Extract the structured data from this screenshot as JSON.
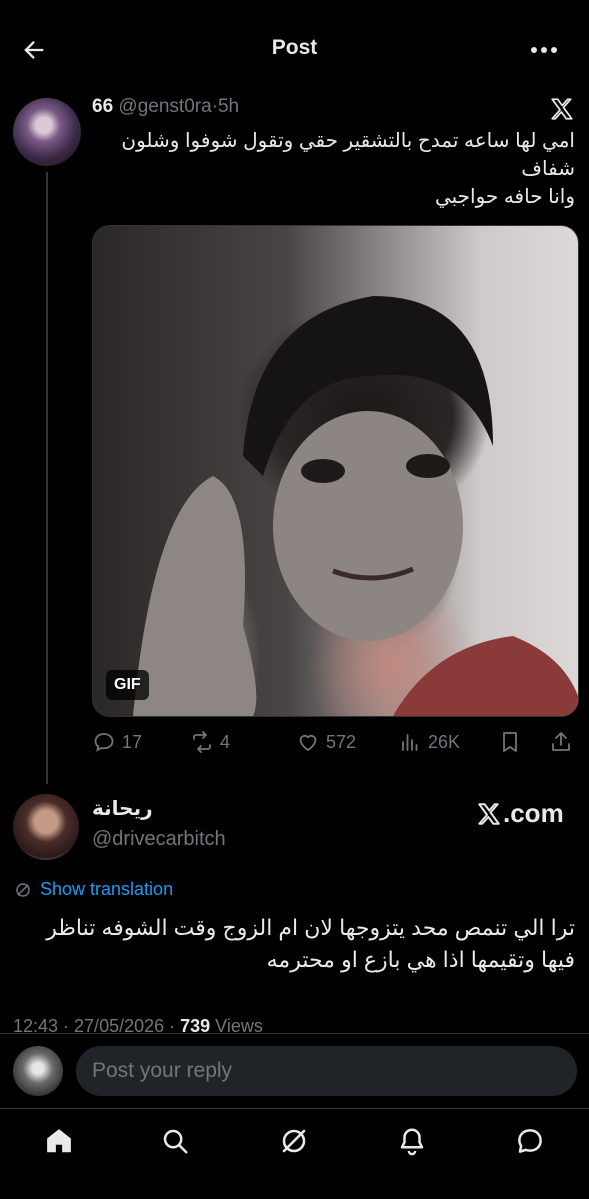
{
  "header": {
    "title": "Post"
  },
  "parent_tweet": {
    "name": "66",
    "handle": "@genst0ra",
    "separator": "·",
    "time": "5h",
    "text_lines": [
      "امي لها ساعه تمدح بالتشقير حقي وتقول شوفوا وشلون",
      "شفاف",
      "وانا حافه حواجبي"
    ],
    "media_badge": "GIF",
    "stats": {
      "replies": "17",
      "reposts": "4",
      "likes": "572",
      "views": "26K"
    }
  },
  "main_tweet": {
    "name": "ريحانة",
    "handle": "@drivecarbitch",
    "watermark": ".com",
    "translate_label": "Show translation",
    "text": "ترا الي تنمص محد يتزوجها لان ام الزوج وقت الشوفه تناظر فيها وتقيمها اذا هي بازع او محترمه",
    "meta_time": "12:43 · 27/05/2026 · ",
    "meta_views_count": "739",
    "meta_views_label": " Views"
  },
  "reply": {
    "placeholder": "Post your reply"
  },
  "colors": {
    "background": "#000000",
    "accent": "#1d9bf0",
    "muted": "#71767b",
    "text": "#e7e9ea"
  },
  "icons": [
    "back-arrow-icon",
    "more-icon",
    "x-logo-icon",
    "reply-icon",
    "repost-icon",
    "like-icon",
    "views-icon",
    "bookmark-icon",
    "share-icon",
    "translate-icon",
    "home-icon",
    "search-icon",
    "grok-icon",
    "bell-icon",
    "messages-icon"
  ]
}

■ ■ ■ ■

▶ YOUR INSTRUCTIONS
Identify lines with the string "handle". Copy each one.

▶ TASK RESULT
    "handle": "@genst0ra",
    "handle": "@drivecarbitch",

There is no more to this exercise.